* BEGIN *

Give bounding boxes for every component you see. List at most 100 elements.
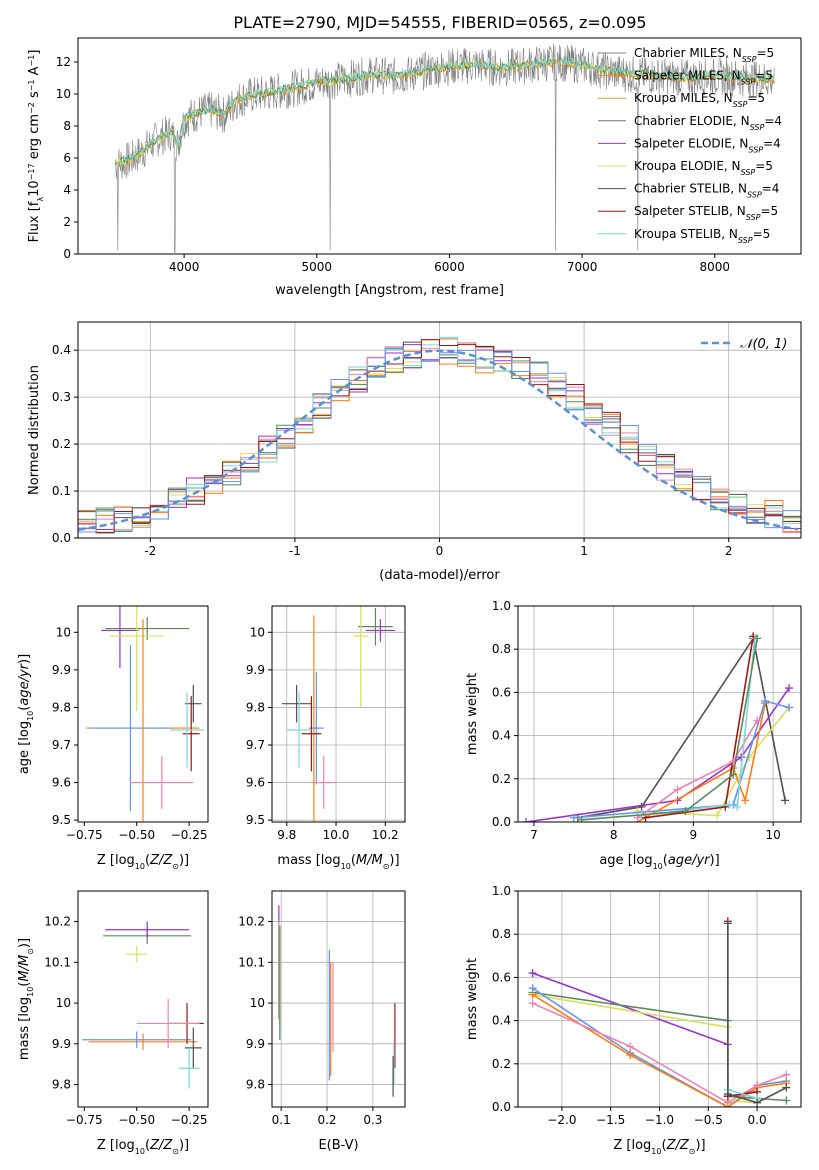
y-tick-label: 9.6 — [246, 776, 265, 790]
gaussian-curve — [78, 349, 799, 532]
legend-entry: Kroupa STELIB, NSSP=5 — [634, 227, 770, 245]
y-tick-label: 10 — [56, 625, 71, 639]
weight-marker — [626, 1042, 635, 1051]
x-tick-label: 8000 — [699, 260, 730, 274]
y-tick-label: 9.8 — [246, 1078, 265, 1092]
weight-line-salpeter_elodie — [525, 687, 790, 822]
weight-marker — [785, 684, 794, 693]
x-tick-label: 0 — [436, 544, 444, 558]
weight-marker — [528, 990, 537, 999]
spectrum-ylabel: Flux [fλ10−17 erg cm−2 s−1 A−1] — [27, 50, 45, 243]
weight_vs_age-plot-area — [518, 606, 801, 822]
legend-entry: Chabrier ELODIE, NSSP=4 — [634, 114, 782, 132]
x-tick-label: 0.2 — [317, 1113, 336, 1127]
x-tick-label: 9.8 — [277, 828, 296, 842]
panel-age_vs_mass: 9.8 10.0 10.2 9.5 9.6 9.7 9.8 9.9 10 mass [log10(… — [246, 605, 406, 871]
mass_vs_z-plot-area — [82, 921, 204, 1089]
axes-frame — [77, 37, 802, 255]
y-tick-label: 1.0 — [492, 599, 511, 613]
axes-frame — [77, 321, 802, 539]
legend-entry: Salpeter ELODIE, NSSP=4 — [634, 136, 781, 154]
x-tick-label: -2 — [144, 544, 156, 558]
x-tick-label: 1 — [580, 544, 588, 558]
weight-marker — [753, 634, 762, 643]
age_vs_z-xlabel: Z [log10(Z/Z⊙)] — [97, 853, 189, 871]
weight-marker — [673, 785, 682, 794]
axes-frame — [77, 605, 209, 823]
x-tick-label: −0.75 — [66, 828, 103, 842]
y-tick-label: 9.9 — [52, 1037, 71, 1051]
y-tick-label: 10 — [250, 625, 265, 639]
panel-age_vs_z: −0.75 −0.50 −0.25 9.5 9.6 9.7 9.8 9.9 10 Z [log10… — [17, 605, 209, 871]
weight-line-chabrier_stelib — [577, 636, 786, 819]
y-tick-label: 0.3 — [52, 390, 71, 404]
axes-frame — [271, 890, 406, 1108]
legend-entry: Chabrier MILES, NSSP=5 — [634, 46, 774, 64]
y-tick-label: 12 — [56, 55, 71, 69]
age_vs_z-plot-area — [86, 606, 204, 822]
weight-marker — [753, 716, 762, 725]
weight-marker — [753, 1098, 762, 1107]
weight-marker — [737, 753, 746, 762]
weight-marker — [723, 919, 732, 928]
mass_vs_z-xlabel: Z [log10(Z/Z⊙)] — [97, 1138, 189, 1156]
weight-marker — [528, 999, 537, 1008]
x-tick-label: 8 — [610, 828, 618, 842]
x-tick-label: 6000 — [434, 260, 465, 274]
mass_vs_z-ylabel: mass [log10(M/M⊙)] — [17, 938, 35, 1060]
weight-marker — [723, 1090, 732, 1099]
weight-marker — [782, 1083, 791, 1092]
weight-marker — [761, 697, 770, 706]
x-tick-label: 10.0 — [323, 828, 350, 842]
weight_vs_z-xlabel: Z [log10(Z/Z⊙)] — [613, 1138, 705, 1156]
y-tick-label: 10 — [56, 996, 71, 1010]
weight-line-salpeter_stelib — [726, 921, 758, 1098]
x-tick-label: −0.5 — [694, 1113, 723, 1127]
weight-marker — [781, 796, 790, 805]
y-tick-label: 9.8 — [52, 700, 71, 714]
y-tick-label: 9.5 — [246, 813, 265, 827]
weight-marker — [741, 796, 750, 805]
y-tick-label: 0.4 — [492, 1014, 511, 1028]
x-tick-label: -1 — [289, 544, 301, 558]
weight-marker — [637, 802, 646, 811]
mass_vs_ebv-plot-area — [272, 891, 405, 1107]
axes-frame — [517, 605, 802, 823]
x-tick-label: −2.0 — [547, 1113, 576, 1127]
y-tick-label: 10.2 — [238, 915, 265, 929]
weight-marker — [626, 1051, 635, 1060]
panel-mass_vs_ebv: 0.1 0.2 0.3 9.8 9.9 10 10.1 10.2 E(B-V) — [238, 890, 406, 1153]
x-tick-label: 5000 — [302, 260, 333, 274]
y-tick-label: 0.0 — [52, 531, 71, 545]
y-tick-label: 10.1 — [238, 955, 265, 969]
weight-marker — [782, 1070, 791, 1079]
y-tick-label: 9.8 — [52, 1078, 71, 1092]
legend-entry: Kroupa ELODIE, NSSP=5 — [634, 159, 773, 177]
spectrum-plot-area — [114, 43, 775, 253]
y-tick-label: 2 — [63, 215, 71, 229]
x-tick-label: 0.3 — [363, 1113, 382, 1127]
y-tick-label: 0.1 — [52, 484, 71, 498]
y-tick-label: 0.0 — [492, 815, 511, 829]
weight-marker — [569, 813, 578, 822]
y-tick-label: 9.6 — [52, 776, 71, 790]
weight-marker — [528, 969, 537, 978]
panel-weight_vs_z: −2.0 −1.5 −1.0 −0.5 0.0 0.0 0.2 0.4 0.6 0.8 1.0 Z [… — [465, 884, 802, 1156]
y-tick-label: 9.7 — [246, 738, 265, 752]
weight-marker — [785, 703, 794, 712]
axes-frame — [271, 605, 406, 823]
weight-marker — [782, 1096, 791, 1105]
y-tick-label: 8 — [63, 119, 71, 133]
y-tick-label: 0 — [63, 247, 71, 261]
residuals-xlabel: (data-model)/error — [379, 568, 500, 583]
weight-marker — [733, 802, 742, 811]
spectrum-xlabel: wavelength [Angstrom, rest frame] — [275, 283, 504, 298]
legend-entry: Chabrier STELIB, NSSP=4 — [634, 182, 779, 200]
y-tick-label: 0.6 — [492, 970, 511, 984]
y-tick-label: 9.9 — [246, 1037, 265, 1051]
y-tick-label: 0.8 — [492, 927, 511, 941]
weight_vs_z-ylabel: mass weight — [465, 958, 480, 1040]
y-tick-label: 9.7 — [52, 738, 71, 752]
y-tick-label: 0.4 — [492, 729, 511, 743]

* END *

SET TASK:
Rewrite all of the lines above, replacing every "axes-frame" with "panel-frame" and leaving everything else as it stands. Omit the pictures from your answer.

FULL RESPONSE:
Give bounding boxes for every component you see. List at most 100 elements.
y-tick-label: 9.6 — [246, 776, 265, 790]
gaussian-curve — [78, 349, 799, 532]
legend-entry: Kroupa STELIB, NSSP=5 — [634, 227, 770, 245]
y-tick-label: 10 — [56, 625, 71, 639]
weight-marker — [626, 1042, 635, 1051]
x-tick-label: 8000 — [699, 260, 730, 274]
y-tick-label: 9.8 — [246, 1078, 265, 1092]
weight-line-salpeter_elodie — [525, 687, 790, 822]
weight-marker — [785, 684, 794, 693]
x-tick-label: 0 — [436, 544, 444, 558]
weight-marker — [528, 990, 537, 999]
spectrum-ylabel: Flux [fλ10−17 erg cm−2 s−1 A−1] — [27, 50, 45, 243]
weight_vs_age-plot-area — [518, 606, 801, 822]
legend-entry: Chabrier ELODIE, NSSP=4 — [634, 114, 782, 132]
x-tick-label: 0.2 — [317, 1113, 336, 1127]
x-tick-label: 9.8 — [277, 828, 296, 842]
panel-age_vs_mass: 9.8 10.0 10.2 9.5 9.6 9.7 9.8 9.9 10 mass [log10(… — [246, 605, 406, 871]
mass_vs_z-plot-area — [82, 921, 204, 1089]
panel-frame — [77, 37, 802, 255]
y-tick-label: 1.0 — [492, 599, 511, 613]
panel-frame — [77, 321, 802, 539]
legend-entry: Salpeter ELODIE, NSSP=4 — [634, 136, 781, 154]
x-tick-label: -2 — [144, 544, 156, 558]
x-tick-label: 1 — [580, 544, 588, 558]
weight-marker — [753, 634, 762, 643]
age_vs_z-xlabel: Z [log10(Z/Z⊙)] — [97, 853, 189, 871]
weight-marker — [673, 785, 682, 794]
panel-frame — [77, 605, 209, 823]
x-tick-label: −0.75 — [66, 828, 103, 842]
y-tick-label: 9.9 — [52, 1037, 71, 1051]
y-tick-label: 10 — [250, 625, 265, 639]
panel-age_vs_z: −0.75 −0.50 −0.25 9.5 9.6 9.7 9.8 9.9 10 Z [log10… — [17, 605, 209, 871]
weight-line-chabrier_stelib — [577, 636, 786, 819]
y-tick-label: 0.3 — [52, 390, 71, 404]
panel-frame — [271, 890, 406, 1108]
legend-entry: Chabrier MILES, NSSP=5 — [634, 46, 774, 64]
y-tick-label: 12 — [56, 55, 71, 69]
age_vs_z-plot-area — [86, 606, 204, 822]
weight-marker — [753, 716, 762, 725]
weight-marker — [753, 1098, 762, 1107]
weight-marker — [737, 753, 746, 762]
weight-marker — [723, 919, 732, 928]
mass_vs_z-xlabel: Z [log10(Z/Z⊙)] — [97, 1138, 189, 1156]
weight-marker — [528, 999, 537, 1008]
x-tick-label: 8 — [610, 828, 618, 842]
x-tick-label: 6000 — [434, 260, 465, 274]
mass_vs_z-ylabel: mass [log10(M/M⊙)] — [17, 938, 35, 1060]
weight-marker — [723, 1090, 732, 1099]
weight-marker — [782, 1083, 791, 1092]
weight-marker — [761, 697, 770, 706]
x-tick-label: 10.0 — [323, 828, 350, 842]
weight_vs_z-xlabel: Z [log10(Z/Z⊙)] — [613, 1138, 705, 1156]
y-tick-label: 10 — [56, 996, 71, 1010]
weight-line-salpeter_stelib — [726, 921, 758, 1098]
x-tick-label: −0.5 — [694, 1113, 723, 1127]
weight-marker — [781, 796, 790, 805]
y-tick-label: 9.8 — [52, 700, 71, 714]
y-tick-label: 9.5 — [246, 813, 265, 827]
weight-marker — [741, 796, 750, 805]
y-tick-label: 0.4 — [492, 1014, 511, 1028]
x-tick-label: -1 — [289, 544, 301, 558]
weight-marker — [637, 802, 646, 811]
mass_vs_ebv-plot-area — [272, 891, 405, 1107]
panel-frame — [517, 605, 802, 823]
x-tick-label: −2.0 — [547, 1113, 576, 1127]
y-tick-label: 10.2 — [238, 915, 265, 929]
weight-marker — [626, 1051, 635, 1060]
panel-mass_vs_ebv: 0.1 0.2 0.3 9.8 9.9 10 10.1 10.2 E(B-V) — [238, 890, 406, 1153]
x-tick-label: 5000 — [302, 260, 333, 274]
y-tick-label: 0.0 — [52, 531, 71, 545]
y-tick-label: 10.1 — [238, 955, 265, 969]
weight-marker — [782, 1070, 791, 1079]
y-tick-label: 9.8 — [52, 1078, 71, 1092]
legend-entry: Kroupa ELODIE, NSSP=5 — [634, 159, 773, 177]
spectrum-plot-area — [114, 43, 775, 253]
y-tick-label: 2 — [63, 215, 71, 229]
x-tick-label: 0.3 — [363, 1113, 382, 1127]
y-tick-label: 0.1 — [52, 484, 71, 498]
y-tick-label: 0.0 — [492, 815, 511, 829]
weight-marker — [569, 813, 578, 822]
y-tick-label: 9.6 — [52, 776, 71, 790]
weight-marker — [528, 969, 537, 978]
panel-weight_vs_z: −2.0 −1.5 −1.0 −0.5 0.0 0.0 0.2 0.4 0.6 0.8 1.0 Z [… — [465, 884, 802, 1156]
y-tick-label: 9.7 — [246, 738, 265, 752]
weight-marker — [785, 703, 794, 712]
panel-frame — [271, 605, 406, 823]
weight-marker — [782, 1096, 791, 1105]
y-tick-label: 8 — [63, 119, 71, 133]
y-tick-label: 0 — [63, 247, 71, 261]
residuals-xlabel: (data-model)/error — [379, 568, 500, 583]
weight-marker — [733, 802, 742, 811]
spectrum-xlabel: wavelength [Angstrom, rest frame] — [275, 283, 504, 298]
legend-entry: Chabrier STELIB, NSSP=4 — [634, 182, 779, 200]
y-tick-label: 0.6 — [492, 970, 511, 984]
y-tick-label: 9.9 — [246, 1037, 265, 1051]
y-tick-label: 0.8 — [492, 927, 511, 941]
weight_vs_z-ylabel: mass weight — [465, 958, 480, 1040]
y-tick-label: 9.7 — [52, 738, 71, 752]
y-tick-label: 0.4 — [492, 729, 511, 743]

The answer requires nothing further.